WORK ORDER: Extract every line of the material that holds the string "polyI".

RAW DATA:
▬▬▬

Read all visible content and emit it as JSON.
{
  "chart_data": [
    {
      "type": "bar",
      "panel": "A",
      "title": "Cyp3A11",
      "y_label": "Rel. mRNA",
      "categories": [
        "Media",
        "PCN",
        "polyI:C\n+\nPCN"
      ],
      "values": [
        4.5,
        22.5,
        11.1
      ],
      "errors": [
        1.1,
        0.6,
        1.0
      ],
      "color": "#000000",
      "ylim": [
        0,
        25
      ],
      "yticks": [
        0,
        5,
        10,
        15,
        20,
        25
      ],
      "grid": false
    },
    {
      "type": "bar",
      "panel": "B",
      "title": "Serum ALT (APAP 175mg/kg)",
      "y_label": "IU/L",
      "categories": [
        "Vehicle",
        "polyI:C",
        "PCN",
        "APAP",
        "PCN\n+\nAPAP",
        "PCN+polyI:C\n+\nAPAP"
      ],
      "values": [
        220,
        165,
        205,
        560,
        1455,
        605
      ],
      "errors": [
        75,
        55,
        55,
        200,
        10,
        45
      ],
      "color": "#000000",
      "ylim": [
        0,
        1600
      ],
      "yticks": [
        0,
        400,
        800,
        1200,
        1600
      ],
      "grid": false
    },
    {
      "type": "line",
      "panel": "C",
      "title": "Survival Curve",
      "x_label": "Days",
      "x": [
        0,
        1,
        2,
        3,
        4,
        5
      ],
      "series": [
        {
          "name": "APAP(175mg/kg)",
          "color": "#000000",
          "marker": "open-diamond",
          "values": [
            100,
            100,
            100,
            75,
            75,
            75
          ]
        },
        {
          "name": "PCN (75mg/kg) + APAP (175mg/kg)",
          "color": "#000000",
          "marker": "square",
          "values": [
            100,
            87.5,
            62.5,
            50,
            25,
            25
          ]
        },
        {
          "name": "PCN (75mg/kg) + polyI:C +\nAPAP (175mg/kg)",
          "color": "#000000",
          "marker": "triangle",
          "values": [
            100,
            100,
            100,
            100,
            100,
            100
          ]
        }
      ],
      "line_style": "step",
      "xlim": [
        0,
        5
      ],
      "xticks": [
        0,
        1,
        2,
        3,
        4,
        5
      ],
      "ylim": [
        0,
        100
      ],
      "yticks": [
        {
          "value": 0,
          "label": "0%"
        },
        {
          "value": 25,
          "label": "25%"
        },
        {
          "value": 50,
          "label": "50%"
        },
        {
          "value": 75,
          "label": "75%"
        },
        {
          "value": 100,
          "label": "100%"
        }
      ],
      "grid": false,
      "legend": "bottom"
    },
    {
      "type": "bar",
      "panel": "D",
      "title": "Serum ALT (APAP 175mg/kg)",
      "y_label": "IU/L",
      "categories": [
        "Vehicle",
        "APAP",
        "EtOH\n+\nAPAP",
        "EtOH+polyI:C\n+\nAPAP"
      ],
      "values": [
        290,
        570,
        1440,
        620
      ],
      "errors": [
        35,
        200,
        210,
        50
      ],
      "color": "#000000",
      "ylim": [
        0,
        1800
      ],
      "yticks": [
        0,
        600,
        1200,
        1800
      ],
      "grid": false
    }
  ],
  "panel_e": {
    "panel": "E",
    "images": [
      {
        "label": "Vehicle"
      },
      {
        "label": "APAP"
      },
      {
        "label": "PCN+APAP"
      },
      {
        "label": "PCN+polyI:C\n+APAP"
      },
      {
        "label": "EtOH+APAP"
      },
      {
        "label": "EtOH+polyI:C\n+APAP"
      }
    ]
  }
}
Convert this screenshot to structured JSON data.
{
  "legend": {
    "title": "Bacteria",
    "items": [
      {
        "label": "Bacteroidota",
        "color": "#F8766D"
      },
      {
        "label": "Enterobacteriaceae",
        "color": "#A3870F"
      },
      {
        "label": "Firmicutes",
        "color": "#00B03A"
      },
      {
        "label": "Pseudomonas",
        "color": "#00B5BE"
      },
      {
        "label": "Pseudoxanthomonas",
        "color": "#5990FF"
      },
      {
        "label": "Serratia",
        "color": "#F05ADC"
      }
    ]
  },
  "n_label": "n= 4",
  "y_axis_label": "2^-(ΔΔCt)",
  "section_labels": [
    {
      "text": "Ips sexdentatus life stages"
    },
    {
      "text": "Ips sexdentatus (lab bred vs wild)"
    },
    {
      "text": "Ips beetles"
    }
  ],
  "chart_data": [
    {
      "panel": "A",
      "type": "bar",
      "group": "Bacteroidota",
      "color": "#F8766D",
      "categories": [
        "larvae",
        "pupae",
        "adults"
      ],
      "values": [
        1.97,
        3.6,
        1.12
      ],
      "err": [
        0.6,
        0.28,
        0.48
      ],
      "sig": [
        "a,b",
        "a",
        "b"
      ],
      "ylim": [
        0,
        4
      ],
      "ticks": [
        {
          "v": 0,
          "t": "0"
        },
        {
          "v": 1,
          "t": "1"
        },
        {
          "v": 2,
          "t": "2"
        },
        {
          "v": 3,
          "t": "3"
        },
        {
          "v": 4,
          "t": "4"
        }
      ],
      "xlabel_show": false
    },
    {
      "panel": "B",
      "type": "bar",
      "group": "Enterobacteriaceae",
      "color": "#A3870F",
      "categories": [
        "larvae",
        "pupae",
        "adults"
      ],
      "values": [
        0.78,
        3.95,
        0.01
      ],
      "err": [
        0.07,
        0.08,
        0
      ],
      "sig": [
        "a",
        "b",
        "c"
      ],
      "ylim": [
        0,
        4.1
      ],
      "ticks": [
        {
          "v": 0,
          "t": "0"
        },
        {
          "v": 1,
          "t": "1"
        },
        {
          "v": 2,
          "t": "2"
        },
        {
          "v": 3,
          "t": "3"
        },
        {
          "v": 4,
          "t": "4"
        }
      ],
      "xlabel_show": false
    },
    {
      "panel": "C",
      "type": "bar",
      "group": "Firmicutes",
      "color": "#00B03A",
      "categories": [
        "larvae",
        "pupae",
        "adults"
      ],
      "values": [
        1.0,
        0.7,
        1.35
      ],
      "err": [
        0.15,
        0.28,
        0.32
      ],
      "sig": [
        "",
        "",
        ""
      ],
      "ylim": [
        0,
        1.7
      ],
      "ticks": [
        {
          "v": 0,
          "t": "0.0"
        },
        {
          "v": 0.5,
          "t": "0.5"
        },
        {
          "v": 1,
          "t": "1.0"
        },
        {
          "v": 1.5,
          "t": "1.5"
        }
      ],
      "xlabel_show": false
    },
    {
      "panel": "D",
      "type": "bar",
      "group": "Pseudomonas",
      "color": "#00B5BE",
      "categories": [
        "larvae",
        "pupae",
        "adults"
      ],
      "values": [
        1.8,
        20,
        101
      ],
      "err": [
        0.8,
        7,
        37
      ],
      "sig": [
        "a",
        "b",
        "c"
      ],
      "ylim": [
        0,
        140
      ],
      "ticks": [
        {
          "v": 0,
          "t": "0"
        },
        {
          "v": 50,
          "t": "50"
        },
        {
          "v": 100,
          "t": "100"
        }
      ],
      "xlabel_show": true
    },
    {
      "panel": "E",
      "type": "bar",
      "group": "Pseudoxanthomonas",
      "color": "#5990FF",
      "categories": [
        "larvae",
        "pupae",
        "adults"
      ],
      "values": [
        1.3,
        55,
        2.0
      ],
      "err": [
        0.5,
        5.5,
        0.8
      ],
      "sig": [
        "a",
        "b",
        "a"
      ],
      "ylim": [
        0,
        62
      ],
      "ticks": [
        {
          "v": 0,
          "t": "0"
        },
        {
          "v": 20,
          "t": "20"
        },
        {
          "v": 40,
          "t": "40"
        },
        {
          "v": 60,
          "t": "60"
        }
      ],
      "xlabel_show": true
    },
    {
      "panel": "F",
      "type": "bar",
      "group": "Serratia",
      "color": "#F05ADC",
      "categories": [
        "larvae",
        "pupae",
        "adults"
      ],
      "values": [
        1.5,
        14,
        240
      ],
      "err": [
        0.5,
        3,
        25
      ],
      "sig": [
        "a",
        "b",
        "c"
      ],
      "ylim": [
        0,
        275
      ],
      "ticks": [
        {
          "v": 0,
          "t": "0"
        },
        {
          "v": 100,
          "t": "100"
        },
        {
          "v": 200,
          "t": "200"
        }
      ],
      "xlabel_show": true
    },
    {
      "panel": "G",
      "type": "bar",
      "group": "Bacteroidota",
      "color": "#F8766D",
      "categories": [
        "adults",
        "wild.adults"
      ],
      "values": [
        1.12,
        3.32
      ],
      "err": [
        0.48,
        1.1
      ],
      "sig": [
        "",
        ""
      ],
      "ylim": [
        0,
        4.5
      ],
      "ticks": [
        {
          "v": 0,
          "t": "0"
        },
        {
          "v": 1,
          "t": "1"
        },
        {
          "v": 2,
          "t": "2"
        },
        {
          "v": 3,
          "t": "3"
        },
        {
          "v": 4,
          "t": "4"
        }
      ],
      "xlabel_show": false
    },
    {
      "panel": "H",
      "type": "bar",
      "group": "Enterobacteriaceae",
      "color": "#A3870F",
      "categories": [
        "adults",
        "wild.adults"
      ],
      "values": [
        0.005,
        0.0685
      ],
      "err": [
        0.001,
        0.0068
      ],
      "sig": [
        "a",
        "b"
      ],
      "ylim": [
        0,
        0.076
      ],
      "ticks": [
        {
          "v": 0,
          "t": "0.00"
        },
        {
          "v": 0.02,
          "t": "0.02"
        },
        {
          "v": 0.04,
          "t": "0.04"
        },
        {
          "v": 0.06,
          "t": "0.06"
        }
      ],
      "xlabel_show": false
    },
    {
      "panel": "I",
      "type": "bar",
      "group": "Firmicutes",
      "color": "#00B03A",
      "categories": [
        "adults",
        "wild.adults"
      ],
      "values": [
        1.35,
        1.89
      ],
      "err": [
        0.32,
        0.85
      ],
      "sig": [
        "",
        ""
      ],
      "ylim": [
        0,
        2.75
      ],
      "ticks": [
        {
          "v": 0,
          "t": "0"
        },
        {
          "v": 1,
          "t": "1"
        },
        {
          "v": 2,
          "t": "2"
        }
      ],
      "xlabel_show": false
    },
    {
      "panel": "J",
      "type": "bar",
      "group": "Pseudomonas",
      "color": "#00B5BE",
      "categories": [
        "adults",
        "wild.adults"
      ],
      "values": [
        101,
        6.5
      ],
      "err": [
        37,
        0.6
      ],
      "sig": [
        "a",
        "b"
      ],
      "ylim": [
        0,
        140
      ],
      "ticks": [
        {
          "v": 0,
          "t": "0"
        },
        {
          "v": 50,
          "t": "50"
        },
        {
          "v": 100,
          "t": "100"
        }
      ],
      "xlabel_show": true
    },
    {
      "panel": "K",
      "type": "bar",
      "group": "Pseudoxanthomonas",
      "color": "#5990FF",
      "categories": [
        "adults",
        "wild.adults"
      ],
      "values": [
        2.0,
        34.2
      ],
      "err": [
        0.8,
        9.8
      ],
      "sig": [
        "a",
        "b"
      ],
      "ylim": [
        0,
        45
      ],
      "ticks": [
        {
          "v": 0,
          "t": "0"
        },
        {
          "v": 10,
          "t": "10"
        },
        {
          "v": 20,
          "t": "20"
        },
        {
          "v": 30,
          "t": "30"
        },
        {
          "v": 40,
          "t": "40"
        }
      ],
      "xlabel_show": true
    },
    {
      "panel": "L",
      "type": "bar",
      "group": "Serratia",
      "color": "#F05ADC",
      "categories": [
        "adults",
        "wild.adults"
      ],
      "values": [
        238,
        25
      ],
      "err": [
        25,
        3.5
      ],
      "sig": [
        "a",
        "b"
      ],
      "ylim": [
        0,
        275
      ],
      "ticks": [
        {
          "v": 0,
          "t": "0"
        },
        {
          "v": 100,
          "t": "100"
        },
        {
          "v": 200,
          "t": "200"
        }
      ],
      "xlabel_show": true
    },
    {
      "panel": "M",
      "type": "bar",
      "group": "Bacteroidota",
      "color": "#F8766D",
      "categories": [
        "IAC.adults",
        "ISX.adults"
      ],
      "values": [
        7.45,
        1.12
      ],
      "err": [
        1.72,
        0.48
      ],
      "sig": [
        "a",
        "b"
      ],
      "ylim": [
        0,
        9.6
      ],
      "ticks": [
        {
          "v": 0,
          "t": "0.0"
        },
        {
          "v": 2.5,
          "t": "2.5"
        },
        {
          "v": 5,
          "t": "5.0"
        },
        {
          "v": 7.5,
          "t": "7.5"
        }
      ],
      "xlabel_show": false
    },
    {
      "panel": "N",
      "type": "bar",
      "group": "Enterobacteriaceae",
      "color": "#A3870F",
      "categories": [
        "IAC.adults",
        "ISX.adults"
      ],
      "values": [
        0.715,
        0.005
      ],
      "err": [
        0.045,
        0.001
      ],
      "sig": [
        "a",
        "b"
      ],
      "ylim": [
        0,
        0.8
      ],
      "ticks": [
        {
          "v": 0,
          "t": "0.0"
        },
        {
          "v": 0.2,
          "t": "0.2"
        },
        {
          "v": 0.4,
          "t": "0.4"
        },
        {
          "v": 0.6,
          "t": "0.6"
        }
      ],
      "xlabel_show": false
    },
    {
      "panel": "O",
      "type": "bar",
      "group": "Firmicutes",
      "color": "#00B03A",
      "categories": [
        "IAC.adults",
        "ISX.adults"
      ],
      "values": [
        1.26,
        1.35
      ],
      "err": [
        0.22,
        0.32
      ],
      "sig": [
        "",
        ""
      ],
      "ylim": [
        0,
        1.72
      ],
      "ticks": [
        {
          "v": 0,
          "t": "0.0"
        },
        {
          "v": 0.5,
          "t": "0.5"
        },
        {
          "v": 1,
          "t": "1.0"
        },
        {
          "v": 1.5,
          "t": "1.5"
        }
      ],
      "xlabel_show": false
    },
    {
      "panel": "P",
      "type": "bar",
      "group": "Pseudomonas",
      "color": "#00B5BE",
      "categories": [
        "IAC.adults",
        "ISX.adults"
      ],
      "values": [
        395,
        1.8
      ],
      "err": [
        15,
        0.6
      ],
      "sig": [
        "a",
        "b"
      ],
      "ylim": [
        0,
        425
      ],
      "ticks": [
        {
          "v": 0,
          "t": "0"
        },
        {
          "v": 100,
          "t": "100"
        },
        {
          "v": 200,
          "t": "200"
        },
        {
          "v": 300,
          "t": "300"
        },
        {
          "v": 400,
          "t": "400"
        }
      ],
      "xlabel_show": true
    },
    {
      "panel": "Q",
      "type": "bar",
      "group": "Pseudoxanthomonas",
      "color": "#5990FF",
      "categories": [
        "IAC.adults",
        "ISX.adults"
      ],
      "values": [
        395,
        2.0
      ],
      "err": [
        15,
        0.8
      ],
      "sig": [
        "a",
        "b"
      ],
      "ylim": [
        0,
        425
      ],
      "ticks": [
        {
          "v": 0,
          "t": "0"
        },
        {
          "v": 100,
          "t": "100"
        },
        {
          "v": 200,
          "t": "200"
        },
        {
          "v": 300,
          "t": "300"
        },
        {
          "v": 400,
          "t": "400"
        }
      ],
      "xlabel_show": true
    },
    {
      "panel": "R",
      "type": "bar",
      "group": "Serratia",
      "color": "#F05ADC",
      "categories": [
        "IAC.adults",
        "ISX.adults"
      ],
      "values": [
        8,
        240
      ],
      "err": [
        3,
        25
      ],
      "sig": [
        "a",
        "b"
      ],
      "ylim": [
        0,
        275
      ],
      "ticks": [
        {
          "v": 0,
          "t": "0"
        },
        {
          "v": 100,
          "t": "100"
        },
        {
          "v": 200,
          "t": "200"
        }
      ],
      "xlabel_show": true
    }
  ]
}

▬▬▬

TASK OUTPUT:
        "polyI:C\n+\nPCN"
        "polyI:C",
        "PCN+polyI:C\n+\nAPAP"
          "name": "PCN (75mg/kg) + polyI:C +\nAPAP (175mg/kg)",
        "EtOH+polyI:C\n+\nAPAP"
        "label": "PCN+polyI:C\n+APAP"
        "label": "EtOH+polyI:C\n+APAP"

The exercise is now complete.